#### Instructions
1) According to the exhibit review, what is the first piece visible when you enter the museum?
2) Using the exhibit review, explain why the writer's class was emphasizing textile work while studying multimedia artworks.
3) From the exhibit review, reproduce the passage that begins at the words "I visited the" and ends after "to take in.".

Letitia Huckaby’s “This Same Dusty Road” exhibit at the LSU Museum of Art is a grand showing of a Black Louisianan experience with qualities making it relatable to many.
I visited the exhibit with my feminist art and theory class. We were studying multimedia artworks with an emphasis on textile work, because they are mainly produced by women and not as regarded in the high art world. Huckaby’s exhibit in Downtown Baton Rouge fit the information we were covering in class perfectly.
The first piece visible upon entering the museum is a quilt that has images of cotton sewn into it. There are also images of Huckaby standing behind a cotton sheet with the sun, creating a silhouette. The sheet does not serve as a barrier between the viewer and subject but is a representation of Huckaby’s spirituality. “Quilt #2” is a piece that addresses the southern Black’s relationship with cotton in multiple ways.
“Madear” has the energy of an old master painting. It is such an intimate scene with the reflection in the window adding another layer for us to take in.
“I was shooting through the glass so you get a reflection of the outside and you can see inside, and the house you see reflected in the glass, that’s her mother’s house, my great-grandmother’s house,” Huckaby said.

(Document layout analysis data)
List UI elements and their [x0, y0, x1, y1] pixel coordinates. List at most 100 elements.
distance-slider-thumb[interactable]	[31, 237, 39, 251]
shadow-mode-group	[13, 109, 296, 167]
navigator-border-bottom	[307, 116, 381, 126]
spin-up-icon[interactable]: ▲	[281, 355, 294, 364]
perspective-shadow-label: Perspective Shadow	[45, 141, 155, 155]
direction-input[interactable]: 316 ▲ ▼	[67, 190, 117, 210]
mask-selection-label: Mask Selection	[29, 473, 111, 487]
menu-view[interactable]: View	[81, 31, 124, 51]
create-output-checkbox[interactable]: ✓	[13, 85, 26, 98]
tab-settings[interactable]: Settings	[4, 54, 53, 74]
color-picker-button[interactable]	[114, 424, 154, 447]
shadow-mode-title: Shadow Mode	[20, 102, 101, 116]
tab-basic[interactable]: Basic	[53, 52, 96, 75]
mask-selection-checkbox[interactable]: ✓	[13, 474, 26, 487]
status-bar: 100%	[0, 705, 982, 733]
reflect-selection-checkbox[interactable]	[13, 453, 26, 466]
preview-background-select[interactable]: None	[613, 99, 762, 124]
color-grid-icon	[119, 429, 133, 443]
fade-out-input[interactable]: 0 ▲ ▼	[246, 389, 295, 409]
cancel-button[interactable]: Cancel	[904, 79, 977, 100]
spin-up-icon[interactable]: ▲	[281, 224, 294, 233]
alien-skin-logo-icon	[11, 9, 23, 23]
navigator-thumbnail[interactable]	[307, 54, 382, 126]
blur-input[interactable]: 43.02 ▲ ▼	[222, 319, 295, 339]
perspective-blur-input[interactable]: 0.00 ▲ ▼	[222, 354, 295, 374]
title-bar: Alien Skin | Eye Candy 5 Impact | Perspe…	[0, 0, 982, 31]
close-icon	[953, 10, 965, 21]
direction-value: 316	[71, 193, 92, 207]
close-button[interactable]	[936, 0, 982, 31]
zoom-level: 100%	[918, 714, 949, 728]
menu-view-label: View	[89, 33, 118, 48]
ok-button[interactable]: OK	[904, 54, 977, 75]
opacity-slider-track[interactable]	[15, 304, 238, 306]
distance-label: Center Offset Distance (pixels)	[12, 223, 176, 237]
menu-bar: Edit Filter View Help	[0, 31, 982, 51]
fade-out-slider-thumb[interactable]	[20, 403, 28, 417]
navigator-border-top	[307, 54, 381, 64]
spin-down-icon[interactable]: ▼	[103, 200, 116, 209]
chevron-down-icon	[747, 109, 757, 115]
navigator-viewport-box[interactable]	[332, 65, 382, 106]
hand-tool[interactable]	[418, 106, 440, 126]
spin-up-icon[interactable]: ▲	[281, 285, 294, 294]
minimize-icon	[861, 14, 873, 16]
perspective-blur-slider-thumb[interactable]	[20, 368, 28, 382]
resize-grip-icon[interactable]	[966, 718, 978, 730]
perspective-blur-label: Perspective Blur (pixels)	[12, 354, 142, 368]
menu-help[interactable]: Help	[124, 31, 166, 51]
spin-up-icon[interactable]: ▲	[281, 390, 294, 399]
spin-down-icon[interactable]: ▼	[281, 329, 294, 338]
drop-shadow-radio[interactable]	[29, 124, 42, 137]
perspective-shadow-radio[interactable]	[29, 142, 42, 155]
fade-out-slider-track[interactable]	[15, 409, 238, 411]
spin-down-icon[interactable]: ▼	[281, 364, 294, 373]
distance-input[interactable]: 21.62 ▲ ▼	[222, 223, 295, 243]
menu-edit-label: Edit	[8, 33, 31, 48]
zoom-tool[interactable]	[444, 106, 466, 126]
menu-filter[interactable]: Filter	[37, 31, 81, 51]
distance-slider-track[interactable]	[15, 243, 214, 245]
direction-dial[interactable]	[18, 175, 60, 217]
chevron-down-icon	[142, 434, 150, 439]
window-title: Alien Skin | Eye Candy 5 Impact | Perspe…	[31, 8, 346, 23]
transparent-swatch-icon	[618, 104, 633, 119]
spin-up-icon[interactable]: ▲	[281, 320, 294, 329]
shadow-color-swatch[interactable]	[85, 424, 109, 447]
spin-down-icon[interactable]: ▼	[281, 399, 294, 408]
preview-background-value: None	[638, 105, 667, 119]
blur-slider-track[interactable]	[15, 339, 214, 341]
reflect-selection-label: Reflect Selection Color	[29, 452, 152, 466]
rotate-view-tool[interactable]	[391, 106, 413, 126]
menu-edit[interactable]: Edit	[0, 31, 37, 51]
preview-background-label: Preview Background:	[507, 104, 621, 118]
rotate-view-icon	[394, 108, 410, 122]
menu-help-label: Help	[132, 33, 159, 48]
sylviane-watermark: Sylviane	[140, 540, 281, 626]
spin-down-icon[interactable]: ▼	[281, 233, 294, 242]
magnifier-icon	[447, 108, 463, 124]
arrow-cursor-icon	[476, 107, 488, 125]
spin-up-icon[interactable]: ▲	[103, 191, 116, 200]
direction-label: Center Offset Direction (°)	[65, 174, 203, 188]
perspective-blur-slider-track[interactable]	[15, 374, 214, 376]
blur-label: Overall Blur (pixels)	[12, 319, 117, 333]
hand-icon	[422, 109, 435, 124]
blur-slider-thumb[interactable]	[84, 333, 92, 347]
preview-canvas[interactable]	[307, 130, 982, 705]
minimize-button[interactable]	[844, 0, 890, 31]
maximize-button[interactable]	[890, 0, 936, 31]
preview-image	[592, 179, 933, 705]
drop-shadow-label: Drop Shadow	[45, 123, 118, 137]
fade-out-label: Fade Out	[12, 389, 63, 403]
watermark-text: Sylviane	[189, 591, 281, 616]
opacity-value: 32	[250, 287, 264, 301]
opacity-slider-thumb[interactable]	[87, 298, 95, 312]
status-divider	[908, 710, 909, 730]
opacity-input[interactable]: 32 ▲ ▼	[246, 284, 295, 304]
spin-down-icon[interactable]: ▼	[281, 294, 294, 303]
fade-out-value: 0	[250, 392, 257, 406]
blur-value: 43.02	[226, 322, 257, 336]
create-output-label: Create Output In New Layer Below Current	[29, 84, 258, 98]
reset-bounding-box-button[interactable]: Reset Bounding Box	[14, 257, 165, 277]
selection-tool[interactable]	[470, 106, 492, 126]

#### Results of the exercise
1) It is a quilt with images of cotton sewn into it.

2) The class emphasized textile work because such work is mainly produced by women and is not as highly regarded in the high art world.

3)
I visited the exhibit with my feminist art and theory class. We were studying multimedia artworks with an emphasis on textile work, because they are mainly produced by women and not as regarded in the high art world. Huckaby’s exhibit in Downtown Baton Rouge fit the information we were covering in class perfectly.
The first piece visible upon entering the museum is a quilt that has images of cotton sewn into it. There are also images of Huckaby standing behind a cotton sheet with the sun, creating a silhouette. The sheet does not serve as a barrier between the viewer and subject but is a representation of Huckaby’s spirituality. “Quilt #2” is a piece that addresses the southern Black’s relationship with cotton in multiple ways.
“Madear” has the energy of an old master painting. It is such an intimate scene with the reflection in the window adding another layer for us to take in.